Copy out the entries below in full and exactly.

- [Provided material]

[START]

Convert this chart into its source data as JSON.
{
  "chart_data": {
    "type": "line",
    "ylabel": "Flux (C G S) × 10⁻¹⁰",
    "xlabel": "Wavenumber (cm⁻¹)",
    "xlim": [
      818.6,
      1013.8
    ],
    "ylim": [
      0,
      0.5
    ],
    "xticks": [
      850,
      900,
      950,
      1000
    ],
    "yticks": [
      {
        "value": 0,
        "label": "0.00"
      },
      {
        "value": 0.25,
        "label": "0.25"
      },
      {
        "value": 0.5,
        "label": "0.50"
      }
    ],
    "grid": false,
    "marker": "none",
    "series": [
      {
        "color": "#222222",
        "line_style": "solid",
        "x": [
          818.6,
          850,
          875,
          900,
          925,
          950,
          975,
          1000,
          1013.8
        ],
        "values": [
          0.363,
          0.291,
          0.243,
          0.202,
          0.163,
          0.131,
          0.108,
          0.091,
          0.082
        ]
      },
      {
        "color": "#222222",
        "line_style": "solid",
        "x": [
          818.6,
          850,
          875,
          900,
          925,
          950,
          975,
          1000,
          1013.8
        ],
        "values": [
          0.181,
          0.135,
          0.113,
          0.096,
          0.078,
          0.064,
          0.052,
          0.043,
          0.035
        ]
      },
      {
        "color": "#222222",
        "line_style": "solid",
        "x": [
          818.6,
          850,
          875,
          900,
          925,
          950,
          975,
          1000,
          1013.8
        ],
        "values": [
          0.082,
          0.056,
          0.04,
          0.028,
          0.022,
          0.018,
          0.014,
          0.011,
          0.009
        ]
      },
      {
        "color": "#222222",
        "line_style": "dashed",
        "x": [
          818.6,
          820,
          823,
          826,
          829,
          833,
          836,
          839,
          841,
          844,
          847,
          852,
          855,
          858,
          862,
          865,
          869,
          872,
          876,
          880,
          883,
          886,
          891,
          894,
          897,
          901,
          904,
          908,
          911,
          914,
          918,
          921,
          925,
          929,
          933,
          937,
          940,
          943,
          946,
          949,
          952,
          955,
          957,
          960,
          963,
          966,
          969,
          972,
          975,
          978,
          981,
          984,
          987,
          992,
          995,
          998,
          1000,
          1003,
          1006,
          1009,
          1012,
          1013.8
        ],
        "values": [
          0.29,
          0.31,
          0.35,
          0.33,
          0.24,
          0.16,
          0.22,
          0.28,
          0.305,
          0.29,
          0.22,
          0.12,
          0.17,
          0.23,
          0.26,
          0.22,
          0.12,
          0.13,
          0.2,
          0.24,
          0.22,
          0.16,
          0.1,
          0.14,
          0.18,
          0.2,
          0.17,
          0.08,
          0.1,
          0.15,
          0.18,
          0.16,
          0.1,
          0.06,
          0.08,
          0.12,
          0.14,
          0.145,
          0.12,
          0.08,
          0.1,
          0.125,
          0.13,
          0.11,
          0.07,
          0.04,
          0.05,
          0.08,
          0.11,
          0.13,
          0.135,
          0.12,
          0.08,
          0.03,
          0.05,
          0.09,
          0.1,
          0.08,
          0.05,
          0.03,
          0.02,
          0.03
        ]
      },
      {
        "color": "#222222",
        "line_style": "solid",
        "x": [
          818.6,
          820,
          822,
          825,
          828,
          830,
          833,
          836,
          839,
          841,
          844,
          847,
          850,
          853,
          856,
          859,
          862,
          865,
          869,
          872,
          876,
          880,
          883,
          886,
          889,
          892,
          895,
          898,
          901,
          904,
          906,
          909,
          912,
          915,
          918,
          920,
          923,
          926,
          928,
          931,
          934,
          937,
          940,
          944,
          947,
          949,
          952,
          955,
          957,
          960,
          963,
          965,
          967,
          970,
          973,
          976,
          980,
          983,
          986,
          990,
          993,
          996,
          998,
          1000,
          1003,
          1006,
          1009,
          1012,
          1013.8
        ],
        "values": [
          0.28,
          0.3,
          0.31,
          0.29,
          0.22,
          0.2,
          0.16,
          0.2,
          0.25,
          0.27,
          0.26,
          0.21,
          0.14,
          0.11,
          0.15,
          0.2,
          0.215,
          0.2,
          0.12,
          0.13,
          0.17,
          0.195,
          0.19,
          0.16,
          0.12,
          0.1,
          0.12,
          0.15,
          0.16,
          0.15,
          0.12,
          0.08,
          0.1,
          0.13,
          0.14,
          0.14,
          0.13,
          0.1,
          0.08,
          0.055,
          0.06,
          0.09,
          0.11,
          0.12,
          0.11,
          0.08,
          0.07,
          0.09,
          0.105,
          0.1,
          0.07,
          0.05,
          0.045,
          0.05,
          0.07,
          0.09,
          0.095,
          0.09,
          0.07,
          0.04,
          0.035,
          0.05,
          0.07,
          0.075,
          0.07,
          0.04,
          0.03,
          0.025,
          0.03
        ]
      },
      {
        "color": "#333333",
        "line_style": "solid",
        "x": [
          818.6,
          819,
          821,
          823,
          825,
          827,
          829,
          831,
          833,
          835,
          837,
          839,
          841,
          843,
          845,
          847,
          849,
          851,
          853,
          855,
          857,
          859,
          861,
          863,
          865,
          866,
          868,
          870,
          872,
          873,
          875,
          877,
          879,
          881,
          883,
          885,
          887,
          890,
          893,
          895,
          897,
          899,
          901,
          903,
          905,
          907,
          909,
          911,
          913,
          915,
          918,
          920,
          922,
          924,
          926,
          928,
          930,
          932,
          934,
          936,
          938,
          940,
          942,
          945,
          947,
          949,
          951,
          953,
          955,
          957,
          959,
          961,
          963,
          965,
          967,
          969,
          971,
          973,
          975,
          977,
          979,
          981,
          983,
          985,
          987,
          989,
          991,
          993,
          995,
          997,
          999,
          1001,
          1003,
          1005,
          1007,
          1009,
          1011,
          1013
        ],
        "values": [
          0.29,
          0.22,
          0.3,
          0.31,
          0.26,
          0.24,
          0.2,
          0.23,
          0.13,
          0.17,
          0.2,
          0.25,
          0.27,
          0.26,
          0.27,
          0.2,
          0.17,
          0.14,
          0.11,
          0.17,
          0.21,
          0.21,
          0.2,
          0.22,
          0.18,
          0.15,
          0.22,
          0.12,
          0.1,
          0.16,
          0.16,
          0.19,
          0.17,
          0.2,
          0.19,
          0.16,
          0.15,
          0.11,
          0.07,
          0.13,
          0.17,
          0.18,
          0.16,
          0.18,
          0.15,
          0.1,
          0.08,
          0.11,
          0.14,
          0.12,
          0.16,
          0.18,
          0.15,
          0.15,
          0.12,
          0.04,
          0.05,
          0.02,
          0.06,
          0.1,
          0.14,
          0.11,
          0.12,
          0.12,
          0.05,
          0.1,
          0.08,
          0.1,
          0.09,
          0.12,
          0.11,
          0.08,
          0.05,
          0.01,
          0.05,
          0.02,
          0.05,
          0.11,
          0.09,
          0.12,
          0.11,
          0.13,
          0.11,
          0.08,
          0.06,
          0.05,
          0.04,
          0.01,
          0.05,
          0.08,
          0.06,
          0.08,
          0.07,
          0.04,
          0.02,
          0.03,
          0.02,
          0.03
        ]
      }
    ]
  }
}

[END]

- [Complete response]
Convert this chart into its source data as JSON.
{
  "chart_data": {
    "type": "line",
    "ylabel": "Flux (C G S) × 10⁻¹⁰",
    "xlabel": "Wavenumber (cm⁻¹)",
    "xlim": [
      818.6,
      1013.8
    ],
    "ylim": [
      0,
      0.5
    ],
    "xticks": [
      850,
      900,
      950,
      1000
    ],
    "yticks": [
      {
        "value": 0,
        "label": "0.00"
      },
      {
        "value": 0.25,
        "label": "0.25"
      },
      {
        "value": 0.5,
        "label": "0.50"
      }
    ],
    "grid": false,
    "marker": "none",
    "series": [
      {
        "color": "#222222",
        "line_style": "solid",
        "x": [
          818.6,
          850,
          875,
          900,
          925,
          950,
          975,
          1000,
          1013.8
        ],
        "values": [
          0.363,
          0.291,
          0.243,
          0.202,
          0.163,
          0.131,
          0.108,
          0.091,
          0.082
        ]
      },
      {
        "color": "#222222",
        "line_style": "solid",
        "x": [
          818.6,
          850,
          875,
          900,
          925,
          950,
          975,
          1000,
          1013.8
        ],
        "values": [
          0.181,
          0.135,
          0.113,
          0.096,
          0.078,
          0.064,
          0.052,
          0.043,
          0.035
        ]
      },
      {
        "color": "#222222",
        "line_style": "solid",
        "x": [
          818.6,
          850,
          875,
          900,
          925,
          950,
          975,
          1000,
          1013.8
        ],
        "values": [
          0.082,
          0.056,
          0.04,
          0.028,
          0.022,
          0.018,
          0.014,
          0.011,
          0.009
        ]
      },
      {
        "color": "#222222",
        "line_style": "dashed",
        "x": [
          818.6,
          820,
          823,
          826,
          829,
          833,
          836,
          839,
          841,
          844,
          847,
          852,
          855,
          858,
          862,
          865,
          869,
          872,
          876,
          880,
          883,
          886,
          891,
          894,
          897,
          901,
          904,
          908,
          911,
          914,
          918,
          921,
          925,
          929,
          933,
          937,
          940,
          943,
          946,
          949,
          952,
          955,
          957,
          960,
          963,
          966,
          969,
          972,
          975,
          978,
          981,
          984,
          987,
          992,
          995,
          998,
          1000,
          1003,
          1006,
          1009,
          1012,
          1013.8
        ],
        "values": [
          0.29,
          0.31,
          0.35,
          0.33,
          0.24,
          0.16,
          0.22,
          0.28,
          0.305,
          0.29,
          0.22,
          0.12,
          0.17,
          0.23,
          0.26,
          0.22,
          0.12,
          0.13,
          0.2,
          0.24,
          0.22,
          0.16,
          0.1,
          0.14,
          0.18,
          0.2,
          0.17,
          0.08,
          0.1,
          0.15,
          0.18,
          0.16,
          0.1,
          0.06,
          0.08,
          0.12,
          0.14,
          0.145,
          0.12,
          0.08,
          0.1,
          0.125,
          0.13,
          0.11,
          0.07,
          0.04,
          0.05,
          0.08,
          0.11,
          0.13,
          0.135,
          0.12,
          0.08,
          0.03,
          0.05,
          0.09,
          0.1,
          0.08,
          0.05,
          0.03,
          0.02,
          0.03
        ]
      },
      {
        "color": "#222222",
        "line_style": "solid",
        "x": [
          818.6,
          820,
          822,
          825,
          828,
          830,
          833,
          836,
          839,
          841,
          844,
          847,
          850,
          853,
          856,
          859,
          862,
          865,
          869,
          872,
          876,
          880,
          883,
          886,
          889,
          892,
          895,
          898,
          901,
          904,
          906,
          909,
          912,
          915,
          918,
          920,
          923,
          926,
          928,
          931,
          934,
          937,
          940,
          944,
          947,
          949,
          952,
          955,
          957,
          960,
          963,
          965,
          967,
          970,
          973,
          976,
          980,
          983,
          986,
          990,
          993,
          996,
          998,
          1000,
          1003,
          1006,
          1009,
          1012,
          1013.8
        ],
        "values": [
          0.28,
          0.3,
          0.31,
          0.29,
          0.22,
          0.2,
          0.16,
          0.2,
          0.25,
          0.27,
          0.26,
          0.21,
          0.14,
          0.11,
          0.15,
          0.2,
          0.215,
          0.2,
          0.12,
          0.13,
          0.17,
          0.195,
          0.19,
          0.16,
          0.12,
          0.1,
          0.12,
          0.15,
          0.16,
          0.15,
          0.12,
          0.08,
          0.1,
          0.13,
          0.14,
          0.14,
          0.13,
          0.1,
          0.08,
          0.055,
          0.06,
          0.09,
          0.11,
          0.12,
          0.11,
          0.08,
          0.07,
          0.09,
          0.105,
          0.1,
          0.07,
          0.05,
          0.045,
          0.05,
          0.07,
          0.09,
          0.095,
          0.09,
          0.07,
          0.04,
          0.035,
          0.05,
          0.07,
          0.075,
          0.07,
          0.04,
          0.03,
          0.025,
          0.03
        ]
      },
      {
        "color": "#333333",
        "line_style": "solid",
        "x": [
          818.6,
          819,
          821,
          823,
          825,
          827,
          829,
          831,
          833,
          835,
          837,
          839,
          841,
          843,
          845,
          847,
          849,
          851,
          853,
          855,
          857,
          859,
          861,
          863,
          865,
          866,
          868,
          870,
          872,
          873,
          875,
          877,
          879,
          881,
          883,
          885,
          887,
          890,
          893,
          895,
          897,
          899,
          901,
          903,
          905,
          907,
          909,
          911,
          913,
          915,
          918,
          920,
          922,
          924,
          926,
          928,
          930,
          932,
          934,
          936,
          938,
          940,
          942,
          945,
          947,
          949,
          951,
          953,
          955,
          957,
          959,
          961,
          963,
          965,
          967,
          969,
          971,
          973,
          975,
          977,
          979,
          981,
          983,
          985,
          987,
          989,
          991,
          993,
          995,
          997,
          999,
          1001,
          1003,
          1005,
          1007,
          1009,
          1011,
          1013
        ],
        "values": [
          0.29,
          0.22,
          0.3,
          0.31,
          0.26,
          0.24,
          0.2,
          0.23,
          0.13,
          0.17,
          0.2,
          0.25,
          0.27,
          0.26,
          0.27,
          0.2,
          0.17,
          0.14,
          0.11,
          0.17,
          0.21,
          0.21,
          0.2,
          0.22,
          0.18,
          0.15,
          0.22,
          0.12,
          0.1,
          0.16,
          0.16,
          0.19,
          0.17,
          0.2,
          0.19,
          0.16,
          0.15,
          0.11,
          0.07,
          0.13,
          0.17,
          0.18,
          0.16,
          0.18,
          0.15,
          0.1,
          0.08,
          0.11,
          0.14,
          0.12,
          0.16,
          0.18,
          0.15,
          0.15,
          0.12,
          0.04,
          0.05,
          0.02,
          0.06,
          0.1,
          0.14,
          0.11,
          0.12,
          0.12,
          0.05,
          0.1,
          0.08,
          0.1,
          0.09,
          0.12,
          0.11,
          0.08,
          0.05,
          0.01,
          0.05,
          0.02,
          0.05,
          0.11,
          0.09,
          0.12,
          0.11,
          0.13,
          0.11,
          0.08,
          0.06,
          0.05,
          0.04,
          0.01,
          0.05,
          0.08,
          0.06,
          0.08,
          0.07,
          0.04,
          0.02,
          0.03,
          0.02,
          0.03
        ]
      }
    ]
  }
}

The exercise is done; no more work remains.